**YOUR OBJECTIVE**
Locate every line in the records below that holds the word "screenshot" and return each one.
※ ※ ※
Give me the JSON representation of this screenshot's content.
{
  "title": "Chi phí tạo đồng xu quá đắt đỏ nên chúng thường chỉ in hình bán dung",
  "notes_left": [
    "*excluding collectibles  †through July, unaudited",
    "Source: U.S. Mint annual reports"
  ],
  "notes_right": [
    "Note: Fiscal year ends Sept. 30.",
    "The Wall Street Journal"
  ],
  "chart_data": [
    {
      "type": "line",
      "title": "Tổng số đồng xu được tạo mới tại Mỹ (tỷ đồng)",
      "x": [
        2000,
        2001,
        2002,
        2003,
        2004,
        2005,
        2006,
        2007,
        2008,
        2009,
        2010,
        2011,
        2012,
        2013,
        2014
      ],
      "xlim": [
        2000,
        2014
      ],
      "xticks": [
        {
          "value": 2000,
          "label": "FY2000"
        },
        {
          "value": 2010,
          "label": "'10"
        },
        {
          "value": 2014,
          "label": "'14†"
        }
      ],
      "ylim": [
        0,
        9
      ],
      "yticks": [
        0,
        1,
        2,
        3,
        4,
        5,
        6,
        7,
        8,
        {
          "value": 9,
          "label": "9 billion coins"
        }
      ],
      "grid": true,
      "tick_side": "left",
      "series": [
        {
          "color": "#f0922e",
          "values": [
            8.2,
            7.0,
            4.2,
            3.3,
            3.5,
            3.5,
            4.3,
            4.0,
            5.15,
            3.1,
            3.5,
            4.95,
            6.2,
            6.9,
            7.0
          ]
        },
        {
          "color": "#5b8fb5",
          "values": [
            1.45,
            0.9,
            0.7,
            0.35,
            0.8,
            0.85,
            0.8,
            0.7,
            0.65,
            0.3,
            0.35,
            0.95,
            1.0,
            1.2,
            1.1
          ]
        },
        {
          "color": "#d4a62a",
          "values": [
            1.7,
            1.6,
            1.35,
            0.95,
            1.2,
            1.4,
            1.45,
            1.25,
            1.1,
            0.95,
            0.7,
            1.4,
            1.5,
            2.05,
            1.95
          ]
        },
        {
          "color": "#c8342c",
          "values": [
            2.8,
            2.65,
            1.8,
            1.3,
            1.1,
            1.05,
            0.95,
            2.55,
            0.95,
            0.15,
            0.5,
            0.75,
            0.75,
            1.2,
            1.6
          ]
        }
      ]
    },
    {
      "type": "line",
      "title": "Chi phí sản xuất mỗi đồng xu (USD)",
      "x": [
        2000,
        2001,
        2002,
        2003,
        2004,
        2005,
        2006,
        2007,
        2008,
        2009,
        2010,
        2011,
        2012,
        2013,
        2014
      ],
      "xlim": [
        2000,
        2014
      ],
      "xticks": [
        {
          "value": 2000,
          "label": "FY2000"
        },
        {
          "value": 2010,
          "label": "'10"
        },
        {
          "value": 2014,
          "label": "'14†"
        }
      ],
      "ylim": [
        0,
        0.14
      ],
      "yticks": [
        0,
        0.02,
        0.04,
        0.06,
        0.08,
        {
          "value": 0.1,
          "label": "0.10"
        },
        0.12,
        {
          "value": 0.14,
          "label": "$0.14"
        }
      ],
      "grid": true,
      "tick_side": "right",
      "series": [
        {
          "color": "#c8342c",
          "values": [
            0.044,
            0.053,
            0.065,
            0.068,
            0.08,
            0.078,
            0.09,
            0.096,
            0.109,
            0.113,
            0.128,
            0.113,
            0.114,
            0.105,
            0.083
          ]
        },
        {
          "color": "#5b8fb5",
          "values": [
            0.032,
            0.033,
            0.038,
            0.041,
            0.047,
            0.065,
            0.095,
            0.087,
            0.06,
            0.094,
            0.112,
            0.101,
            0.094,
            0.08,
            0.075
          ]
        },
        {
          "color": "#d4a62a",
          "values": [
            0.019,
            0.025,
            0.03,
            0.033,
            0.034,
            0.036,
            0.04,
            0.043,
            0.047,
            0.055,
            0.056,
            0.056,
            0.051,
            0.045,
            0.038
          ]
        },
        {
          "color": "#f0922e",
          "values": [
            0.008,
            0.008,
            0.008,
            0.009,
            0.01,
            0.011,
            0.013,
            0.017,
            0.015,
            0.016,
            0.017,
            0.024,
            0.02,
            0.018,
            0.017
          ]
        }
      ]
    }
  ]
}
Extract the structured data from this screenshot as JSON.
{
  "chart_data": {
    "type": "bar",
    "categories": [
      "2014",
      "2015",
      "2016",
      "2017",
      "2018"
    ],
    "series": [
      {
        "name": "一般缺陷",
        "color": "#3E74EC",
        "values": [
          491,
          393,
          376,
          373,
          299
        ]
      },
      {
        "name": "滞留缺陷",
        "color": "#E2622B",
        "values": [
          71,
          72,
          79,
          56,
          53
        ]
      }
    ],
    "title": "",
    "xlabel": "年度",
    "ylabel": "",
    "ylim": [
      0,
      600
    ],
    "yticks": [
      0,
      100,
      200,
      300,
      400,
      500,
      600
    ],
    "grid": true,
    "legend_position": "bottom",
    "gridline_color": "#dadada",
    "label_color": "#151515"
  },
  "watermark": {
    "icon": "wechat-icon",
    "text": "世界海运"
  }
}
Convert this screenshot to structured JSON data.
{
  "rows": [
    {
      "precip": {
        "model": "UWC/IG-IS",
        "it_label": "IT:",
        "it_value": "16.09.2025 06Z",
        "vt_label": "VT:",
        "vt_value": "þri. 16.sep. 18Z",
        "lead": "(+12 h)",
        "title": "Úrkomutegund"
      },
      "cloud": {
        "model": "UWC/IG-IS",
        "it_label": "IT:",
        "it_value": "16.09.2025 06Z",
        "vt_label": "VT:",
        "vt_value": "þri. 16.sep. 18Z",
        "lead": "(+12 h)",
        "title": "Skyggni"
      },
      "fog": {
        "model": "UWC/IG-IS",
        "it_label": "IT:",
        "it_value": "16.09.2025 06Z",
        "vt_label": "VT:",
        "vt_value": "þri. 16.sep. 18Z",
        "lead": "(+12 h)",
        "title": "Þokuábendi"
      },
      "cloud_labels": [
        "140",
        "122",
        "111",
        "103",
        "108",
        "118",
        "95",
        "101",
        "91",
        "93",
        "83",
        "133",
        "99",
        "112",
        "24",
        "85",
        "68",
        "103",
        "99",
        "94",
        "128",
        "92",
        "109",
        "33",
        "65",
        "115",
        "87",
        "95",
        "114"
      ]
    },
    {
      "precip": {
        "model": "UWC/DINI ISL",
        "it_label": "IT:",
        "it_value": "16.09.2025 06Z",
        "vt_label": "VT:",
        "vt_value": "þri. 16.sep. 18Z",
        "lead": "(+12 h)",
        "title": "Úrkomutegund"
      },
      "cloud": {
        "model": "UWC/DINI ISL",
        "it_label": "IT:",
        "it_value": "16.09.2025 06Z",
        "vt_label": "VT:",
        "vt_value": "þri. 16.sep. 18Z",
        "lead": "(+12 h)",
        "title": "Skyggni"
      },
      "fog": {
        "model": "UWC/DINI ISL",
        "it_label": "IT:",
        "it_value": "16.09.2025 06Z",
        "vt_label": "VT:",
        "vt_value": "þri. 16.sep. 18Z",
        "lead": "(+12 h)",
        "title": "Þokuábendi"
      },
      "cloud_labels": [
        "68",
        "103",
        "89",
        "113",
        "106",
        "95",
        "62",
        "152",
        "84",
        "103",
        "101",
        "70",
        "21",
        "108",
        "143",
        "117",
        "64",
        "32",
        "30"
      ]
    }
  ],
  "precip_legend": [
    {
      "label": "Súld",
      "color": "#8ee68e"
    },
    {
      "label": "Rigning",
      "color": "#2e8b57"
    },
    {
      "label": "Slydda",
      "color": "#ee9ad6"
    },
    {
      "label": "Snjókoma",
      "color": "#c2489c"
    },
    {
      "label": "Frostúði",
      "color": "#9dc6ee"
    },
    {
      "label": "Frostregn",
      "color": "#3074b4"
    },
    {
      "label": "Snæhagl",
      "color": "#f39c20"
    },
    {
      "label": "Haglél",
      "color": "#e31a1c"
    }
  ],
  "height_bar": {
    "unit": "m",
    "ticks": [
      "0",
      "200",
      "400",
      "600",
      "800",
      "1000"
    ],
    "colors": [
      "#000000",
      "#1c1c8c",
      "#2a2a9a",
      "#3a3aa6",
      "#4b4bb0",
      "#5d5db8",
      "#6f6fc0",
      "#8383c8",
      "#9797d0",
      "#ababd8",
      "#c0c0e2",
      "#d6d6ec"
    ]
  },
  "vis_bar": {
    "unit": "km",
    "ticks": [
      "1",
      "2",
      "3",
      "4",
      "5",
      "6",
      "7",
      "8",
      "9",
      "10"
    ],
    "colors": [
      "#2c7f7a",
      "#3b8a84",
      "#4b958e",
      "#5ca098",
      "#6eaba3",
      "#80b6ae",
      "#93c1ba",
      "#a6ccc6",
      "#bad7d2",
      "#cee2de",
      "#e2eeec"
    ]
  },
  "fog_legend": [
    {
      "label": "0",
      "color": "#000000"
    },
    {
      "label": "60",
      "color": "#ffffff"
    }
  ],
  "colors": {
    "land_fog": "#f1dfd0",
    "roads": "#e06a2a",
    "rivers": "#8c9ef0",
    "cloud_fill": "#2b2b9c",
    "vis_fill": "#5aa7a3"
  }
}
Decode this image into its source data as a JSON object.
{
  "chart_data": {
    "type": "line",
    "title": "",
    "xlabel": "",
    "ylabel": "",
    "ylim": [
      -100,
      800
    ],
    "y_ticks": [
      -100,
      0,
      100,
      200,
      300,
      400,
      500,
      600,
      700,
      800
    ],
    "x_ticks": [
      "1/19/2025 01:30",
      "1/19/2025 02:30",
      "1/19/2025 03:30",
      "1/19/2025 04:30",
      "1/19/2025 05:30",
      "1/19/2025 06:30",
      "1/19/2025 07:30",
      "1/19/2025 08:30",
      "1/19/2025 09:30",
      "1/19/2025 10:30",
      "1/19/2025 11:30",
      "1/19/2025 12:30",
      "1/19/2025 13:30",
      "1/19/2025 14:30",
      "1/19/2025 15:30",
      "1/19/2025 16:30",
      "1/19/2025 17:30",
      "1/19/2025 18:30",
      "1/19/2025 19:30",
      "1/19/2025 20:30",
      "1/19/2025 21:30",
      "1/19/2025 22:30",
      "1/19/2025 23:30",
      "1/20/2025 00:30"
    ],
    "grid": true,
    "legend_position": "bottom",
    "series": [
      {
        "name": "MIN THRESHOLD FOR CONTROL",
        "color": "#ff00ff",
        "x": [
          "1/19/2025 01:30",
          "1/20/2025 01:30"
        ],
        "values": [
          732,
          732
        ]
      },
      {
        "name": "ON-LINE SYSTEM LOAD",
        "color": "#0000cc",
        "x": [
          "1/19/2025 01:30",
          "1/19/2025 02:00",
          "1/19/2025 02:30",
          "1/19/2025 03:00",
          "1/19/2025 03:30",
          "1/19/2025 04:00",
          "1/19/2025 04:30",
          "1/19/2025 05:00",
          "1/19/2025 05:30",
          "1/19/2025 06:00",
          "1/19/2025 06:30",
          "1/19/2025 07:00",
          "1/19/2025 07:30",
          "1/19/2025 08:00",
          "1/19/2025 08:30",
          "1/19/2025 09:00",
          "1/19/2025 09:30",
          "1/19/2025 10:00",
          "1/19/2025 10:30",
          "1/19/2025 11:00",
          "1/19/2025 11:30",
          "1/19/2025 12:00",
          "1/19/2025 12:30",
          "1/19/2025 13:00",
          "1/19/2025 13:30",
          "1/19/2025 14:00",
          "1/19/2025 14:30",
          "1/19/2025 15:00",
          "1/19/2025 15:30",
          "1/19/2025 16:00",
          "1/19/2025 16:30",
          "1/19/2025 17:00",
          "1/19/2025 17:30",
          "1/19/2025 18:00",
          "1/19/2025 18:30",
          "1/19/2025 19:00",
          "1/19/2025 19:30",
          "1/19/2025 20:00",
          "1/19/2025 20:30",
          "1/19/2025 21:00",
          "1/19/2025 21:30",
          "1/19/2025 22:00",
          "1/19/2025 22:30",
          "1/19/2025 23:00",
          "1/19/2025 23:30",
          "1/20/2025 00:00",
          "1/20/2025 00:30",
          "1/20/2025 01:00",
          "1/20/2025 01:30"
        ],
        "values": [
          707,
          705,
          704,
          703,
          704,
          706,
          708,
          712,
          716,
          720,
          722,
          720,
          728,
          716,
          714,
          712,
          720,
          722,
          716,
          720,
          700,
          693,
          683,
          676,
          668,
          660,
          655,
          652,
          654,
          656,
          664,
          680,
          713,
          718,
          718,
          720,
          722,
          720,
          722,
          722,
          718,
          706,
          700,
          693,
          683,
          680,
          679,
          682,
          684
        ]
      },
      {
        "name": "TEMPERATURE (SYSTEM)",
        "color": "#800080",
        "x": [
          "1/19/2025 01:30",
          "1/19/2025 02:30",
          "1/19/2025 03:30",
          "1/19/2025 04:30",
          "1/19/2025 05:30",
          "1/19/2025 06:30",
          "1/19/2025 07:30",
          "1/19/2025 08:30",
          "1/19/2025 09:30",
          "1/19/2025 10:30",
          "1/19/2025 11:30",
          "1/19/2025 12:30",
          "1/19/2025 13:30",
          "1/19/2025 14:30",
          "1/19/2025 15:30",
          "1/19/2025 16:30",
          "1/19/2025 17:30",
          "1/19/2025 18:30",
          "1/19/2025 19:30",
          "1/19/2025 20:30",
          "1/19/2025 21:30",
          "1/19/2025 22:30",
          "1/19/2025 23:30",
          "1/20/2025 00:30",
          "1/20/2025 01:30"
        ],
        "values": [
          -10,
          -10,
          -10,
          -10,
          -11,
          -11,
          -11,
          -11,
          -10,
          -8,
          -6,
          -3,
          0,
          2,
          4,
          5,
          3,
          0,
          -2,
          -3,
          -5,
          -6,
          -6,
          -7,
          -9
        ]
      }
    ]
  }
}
※ ※ ※
**EXERCISE RESPONSE**
Give me the JSON representation of this screenshot's content.
Extract the structured data from this screenshot as JSON.
Convert this screenshot to structured JSON data.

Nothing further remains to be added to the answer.